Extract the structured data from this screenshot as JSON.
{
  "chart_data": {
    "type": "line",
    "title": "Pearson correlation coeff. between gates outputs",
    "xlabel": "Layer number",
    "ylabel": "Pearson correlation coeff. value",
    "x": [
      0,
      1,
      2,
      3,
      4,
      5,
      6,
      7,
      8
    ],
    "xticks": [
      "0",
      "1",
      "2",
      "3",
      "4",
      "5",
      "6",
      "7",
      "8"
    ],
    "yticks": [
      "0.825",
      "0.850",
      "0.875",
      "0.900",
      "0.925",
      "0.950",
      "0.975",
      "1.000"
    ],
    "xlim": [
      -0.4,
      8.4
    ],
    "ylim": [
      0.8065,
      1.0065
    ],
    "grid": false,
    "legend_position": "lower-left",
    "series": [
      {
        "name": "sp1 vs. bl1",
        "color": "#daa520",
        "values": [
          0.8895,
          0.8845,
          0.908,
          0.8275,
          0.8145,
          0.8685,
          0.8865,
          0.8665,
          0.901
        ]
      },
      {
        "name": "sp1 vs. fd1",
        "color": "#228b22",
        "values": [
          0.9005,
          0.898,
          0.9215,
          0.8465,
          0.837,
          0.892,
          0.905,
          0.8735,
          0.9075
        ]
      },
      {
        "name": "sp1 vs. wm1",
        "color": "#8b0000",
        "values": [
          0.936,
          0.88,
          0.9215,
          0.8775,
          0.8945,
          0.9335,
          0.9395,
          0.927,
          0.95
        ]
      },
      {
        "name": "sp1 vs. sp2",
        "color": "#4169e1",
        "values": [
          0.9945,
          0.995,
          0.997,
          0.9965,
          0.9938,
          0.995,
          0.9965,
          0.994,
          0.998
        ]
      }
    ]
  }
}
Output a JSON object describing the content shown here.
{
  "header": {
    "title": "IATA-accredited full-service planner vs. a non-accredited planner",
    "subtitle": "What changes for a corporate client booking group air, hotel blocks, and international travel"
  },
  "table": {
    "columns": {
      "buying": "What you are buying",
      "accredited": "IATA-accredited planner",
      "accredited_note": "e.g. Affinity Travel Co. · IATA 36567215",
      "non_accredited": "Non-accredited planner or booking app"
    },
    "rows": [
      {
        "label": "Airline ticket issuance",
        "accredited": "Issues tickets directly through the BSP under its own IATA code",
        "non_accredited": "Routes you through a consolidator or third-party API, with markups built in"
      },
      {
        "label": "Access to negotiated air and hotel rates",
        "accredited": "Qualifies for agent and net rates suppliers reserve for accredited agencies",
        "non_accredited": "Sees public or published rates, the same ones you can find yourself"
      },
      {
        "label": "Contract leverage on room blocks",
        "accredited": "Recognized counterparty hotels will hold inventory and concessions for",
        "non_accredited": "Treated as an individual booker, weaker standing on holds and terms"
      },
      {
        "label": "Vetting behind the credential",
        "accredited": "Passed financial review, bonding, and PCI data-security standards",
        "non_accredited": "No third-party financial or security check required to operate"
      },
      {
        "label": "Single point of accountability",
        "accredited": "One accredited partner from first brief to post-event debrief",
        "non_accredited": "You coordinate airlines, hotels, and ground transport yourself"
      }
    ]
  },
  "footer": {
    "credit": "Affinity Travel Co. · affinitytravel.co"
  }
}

■ **WRITTEN INSTRUCTION**
Repeat only the lines running from the line that contains "Output a JSON" through the last line above, inclusive.

■ **COMPLETED EXERCISE**
Output a JSON object describing the content shown here.
{
  "header": {
    "title": "IATA-accredited full-service planner vs. a non-accredited planner",
    "subtitle": "What changes for a corporate client booking group air, hotel blocks, and international travel"
  },
  "table": {
    "columns": {
      "buying": "What you are buying",
      "accredited": "IATA-accredited planner",
      "accredited_note": "e.g. Affinity Travel Co. · IATA 36567215",
      "non_accredited": "Non-accredited planner or booking app"
    },
    "rows": [
      {
        "label": "Airline ticket issuance",
        "accredited": "Issues tickets directly through the BSP under its own IATA code",
        "non_accredited": "Routes you through a consolidator or third-party API, with markups built in"
      },
      {
        "label": "Access to negotiated air and hotel rates",
        "accredited": "Qualifies for agent and net rates suppliers reserve for accredited agencies",
        "non_accredited": "Sees public or published rates, the same ones you can find yourself"
      },
      {
        "label": "Contract leverage on room blocks",
        "accredited": "Recognized counterparty hotels will hold inventory and concessions for",
        "non_accredited": "Treated as an individual booker, weaker standing on holds and terms"
      },
      {
        "label": "Vetting behind the credential",
        "accredited": "Passed financial review, bonding, and PCI data-security standards",
        "non_accredited": "No third-party financial or security check required to operate"
      },
      {
        "label": "Single point of accountability",
        "accredited": "One accredited partner from first brief to post-event debrief",
        "non_accredited": "You coordinate airlines, hotels, and ground transport yourself"
      }
    ]
  },
  "footer": {
    "credit": "Affinity Travel Co. · affinitytravel.co"
  }
}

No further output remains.